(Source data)
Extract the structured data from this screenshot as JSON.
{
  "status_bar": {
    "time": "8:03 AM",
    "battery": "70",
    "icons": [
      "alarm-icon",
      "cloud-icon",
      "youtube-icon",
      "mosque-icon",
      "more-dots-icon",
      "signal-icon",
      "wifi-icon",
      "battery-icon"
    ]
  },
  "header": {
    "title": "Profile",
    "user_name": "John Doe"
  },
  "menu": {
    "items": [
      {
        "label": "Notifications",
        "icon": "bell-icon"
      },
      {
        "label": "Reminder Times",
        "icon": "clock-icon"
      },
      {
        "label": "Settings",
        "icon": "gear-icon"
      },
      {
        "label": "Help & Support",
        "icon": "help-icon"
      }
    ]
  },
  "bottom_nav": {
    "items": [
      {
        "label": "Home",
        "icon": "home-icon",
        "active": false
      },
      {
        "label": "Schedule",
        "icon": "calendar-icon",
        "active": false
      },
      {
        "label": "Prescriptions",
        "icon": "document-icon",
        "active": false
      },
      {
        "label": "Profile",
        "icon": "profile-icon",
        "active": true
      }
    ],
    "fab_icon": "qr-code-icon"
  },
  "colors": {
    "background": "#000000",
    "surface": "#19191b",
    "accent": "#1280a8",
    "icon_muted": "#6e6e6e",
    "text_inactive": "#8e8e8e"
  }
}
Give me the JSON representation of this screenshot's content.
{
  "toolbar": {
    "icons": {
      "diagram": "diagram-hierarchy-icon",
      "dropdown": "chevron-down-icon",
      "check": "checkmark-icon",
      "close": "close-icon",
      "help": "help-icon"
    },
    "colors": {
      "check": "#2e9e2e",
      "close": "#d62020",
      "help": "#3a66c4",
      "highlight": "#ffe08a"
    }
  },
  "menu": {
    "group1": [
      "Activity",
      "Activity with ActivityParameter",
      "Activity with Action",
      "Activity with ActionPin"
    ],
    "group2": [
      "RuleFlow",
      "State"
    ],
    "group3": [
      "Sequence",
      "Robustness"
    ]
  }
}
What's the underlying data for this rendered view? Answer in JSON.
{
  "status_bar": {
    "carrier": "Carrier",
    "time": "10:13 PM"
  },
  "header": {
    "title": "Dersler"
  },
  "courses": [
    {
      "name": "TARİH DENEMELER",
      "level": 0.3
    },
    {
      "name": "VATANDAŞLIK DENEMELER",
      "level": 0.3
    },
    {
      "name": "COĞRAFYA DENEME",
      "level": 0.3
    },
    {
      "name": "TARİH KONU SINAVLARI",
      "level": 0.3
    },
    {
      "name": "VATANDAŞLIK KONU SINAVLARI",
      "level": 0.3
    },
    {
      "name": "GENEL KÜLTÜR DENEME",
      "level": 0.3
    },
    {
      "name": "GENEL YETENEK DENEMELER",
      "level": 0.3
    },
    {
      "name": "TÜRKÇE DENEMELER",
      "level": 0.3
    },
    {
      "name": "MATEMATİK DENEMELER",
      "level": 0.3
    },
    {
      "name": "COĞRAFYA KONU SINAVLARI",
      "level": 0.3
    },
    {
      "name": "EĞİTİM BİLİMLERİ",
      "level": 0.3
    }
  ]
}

[Your goal] Write out every entry again, keeping each line exactly the same.

[Answer for this exercise]
Extract the structured data from this screenshot as JSON.
{
  "status_bar": {
    "time": "8:03 AM",
    "battery": "70",
    "icons": [
      "alarm-icon",
      "cloud-icon",
      "youtube-icon",
      "mosque-icon",
      "more-dots-icon",
      "signal-icon",
      "wifi-icon",
      "battery-icon"
    ]
  },
  "header": {
    "title": "Profile",
    "user_name": "John Doe"
  },
  "menu": {
    "items": [
      {
        "label": "Notifications",
        "icon": "bell-icon"
      },
      {
        "label": "Reminder Times",
        "icon": "clock-icon"
      },
      {
        "label": "Settings",
        "icon": "gear-icon"
      },
      {
        "label": "Help & Support",
        "icon": "help-icon"
      }
    ]
  },
  "bottom_nav": {
    "items": [
      {
        "label": "Home",
        "icon": "home-icon",
        "active": false
      },
      {
        "label": "Schedule",
        "icon": "calendar-icon",
        "active": false
      },
      {
        "label": "Prescriptions",
        "icon": "document-icon",
        "active": false
      },
      {
        "label": "Profile",
        "icon": "profile-icon",
        "active": true
      }
    ],
    "fab_icon": "qr-code-icon"
  },
  "colors": {
    "background": "#000000",
    "surface": "#19191b",
    "accent": "#1280a8",
    "icon_muted": "#6e6e6e",
    "text_inactive": "#8e8e8e"
  }
}
Give me the JSON representation of this screenshot's content.
{
  "toolbar": {
    "icons": {
      "diagram": "diagram-hierarchy-icon",
      "dropdown": "chevron-down-icon",
      "check": "checkmark-icon",
      "close": "close-icon",
      "help": "help-icon"
    },
    "colors": {
      "check": "#2e9e2e",
      "close": "#d62020",
      "help": "#3a66c4",
      "highlight": "#ffe08a"
    }
  },
  "menu": {
    "group1": [
      "Activity",
      "Activity with ActivityParameter",
      "Activity with Action",
      "Activity with ActionPin"
    ],
    "group2": [
      "RuleFlow",
      "State"
    ],
    "group3": [
      "Sequence",
      "Robustness"
    ]
  }
}
What's the underlying data for this rendered view? Answer in JSON.
{
  "status_bar": {
    "carrier": "Carrier",
    "time": "10:13 PM"
  },
  "header": {
    "title": "Dersler"
  },
  "courses": [
    {
      "name": "TARİH DENEMELER",
      "level": 0.3
    },
    {
      "name": "VATANDAŞLIK DENEMELER",
      "level": 0.3
    },
    {
      "name": "COĞRAFYA DENEME",
      "level": 0.3
    },
    {
      "name": "TARİH KONU SINAVLARI",
      "level": 0.3
    },
    {
      "name": "VATANDAŞLIK KONU SINAVLARI",
      "level": 0.3
    },
    {
      "name": "GENEL KÜLTÜR DENEME",
      "level": 0.3
    },
    {
      "name": "GENEL YETENEK DENEMELER",
      "level": 0.3
    },
    {
      "name": "TÜRKÇE DENEMELER",
      "level": 0.3
    },
    {
      "name": "MATEMATİK DENEMELER",
      "level": 0.3
    },
    {
      "name": "COĞRAFYA KONU SINAVLARI",
      "level": 0.3
    },
    {
      "name": "EĞİTİM BİLİMLERİ",
      "level": 0.3
    }
  ]
}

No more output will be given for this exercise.